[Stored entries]
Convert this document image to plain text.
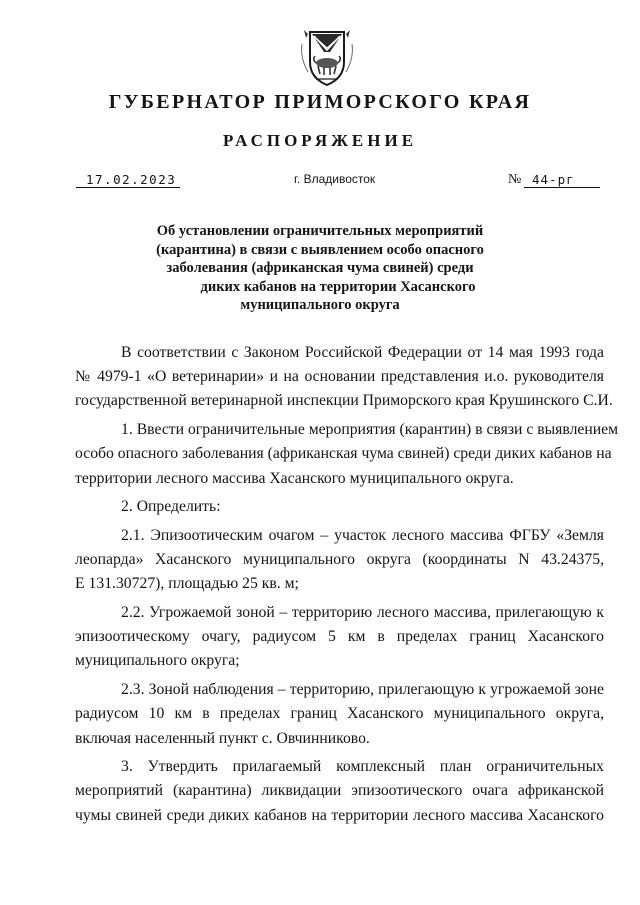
ГУБЕРНАТОР ПРИМОРСКОГО КРАЯ
РАСПОРЯЖЕНИЕ
17.02.2023	г. Владивосток	№ 44-рг
Об установлении ограничительных мероприятий
(карантина) в связи с выявлением особо опасного
заболевания (африканская чума свиней) среди
диких кабанов на территории Хасанского
муниципального округа

В соответствии с Законом Российской Федерации от 14 мая 1993 года
№ 4979-1 «О ветеринарии» и на основании представления и.о. руководителя
государственной ветеринарной инспекции Приморского края Крушинского С.И.

1. Ввести ограничительные мероприятия (карантин) в связи с выявлением
особо опасного заболевания (африканская чума свиней) среди диких кабанов на
территории лесного массива Хасанского муниципального округа.

2. Определить:

2.1. Эпизоотическим очагом – участок лесного массива ФГБУ «Земля
леопарда» Хасанского муниципального округа (координаты N 43.24375,
E 131.30727), площадью 25 кв. м;

2.2. Угрожаемой зоной – территорию лесного массива, прилегающую к
эпизоотическому очагу, радиусом 5 км в пределах границ Хасанского
муниципального округа;

2.3. Зоной наблюдения – территорию, прилегающую к угрожаемой зоне
радиусом 10 км в пределах границ Хасанского муниципального округа,
включая населенный пункт с. Овчинниково.

3. Утвердить прилагаемый комплексный план ограничительных
мероприятий (карантина) ликвидации эпизоотического очага африканской
чумы свиней среди диких кабанов на территории лесного массива Хасанского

**INSTRUCTIONS FOR THE TASK:** Write the records out again in full, exactly, and skip every picture.

**EXERCISE OUTPUT:**
Convert this document image to plain text.
ГУБЕРНАТОР ПРИМОРСКОГО КРАЯ
РАСПОРЯЖЕНИЕ
17.02.2023	г. Владивосток	№ 44-рг
Об установлении ограничительных мероприятий
(карантина) в связи с выявлением особо опасного
заболевания (африканская чума свиней) среди
диких кабанов на территории Хасанского
муниципального округа

В соответствии с Законом Российской Федерации от 14 мая 1993 года
№ 4979-1 «О ветеринарии» и на основании представления и.о. руководителя
государственной ветеринарной инспекции Приморского края Крушинского С.И.

1. Ввести ограничительные мероприятия (карантин) в связи с выявлением
особо опасного заболевания (африканская чума свиней) среди диких кабанов на
территории лесного массива Хасанского муниципального округа.

2. Определить:

2.1. Эпизоотическим очагом – участок лесного массива ФГБУ «Земля
леопарда» Хасанского муниципального округа (координаты N 43.24375,
E 131.30727), площадью 25 кв. м;

2.2. Угрожаемой зоной – территорию лесного массива, прилегающую к
эпизоотическому очагу, радиусом 5 км в пределах границ Хасанского
муниципального округа;

2.3. Зоной наблюдения – территорию, прилегающую к угрожаемой зоне
радиусом 10 км в пределах границ Хасанского муниципального округа,
включая населенный пункт с. Овчинниково.

3. Утвердить прилагаемый комплексный план ограничительных
мероприятий (карантина) ликвидации эпизоотического очага африканской
чумы свиней среди диких кабанов на территории лесного массива Хасанского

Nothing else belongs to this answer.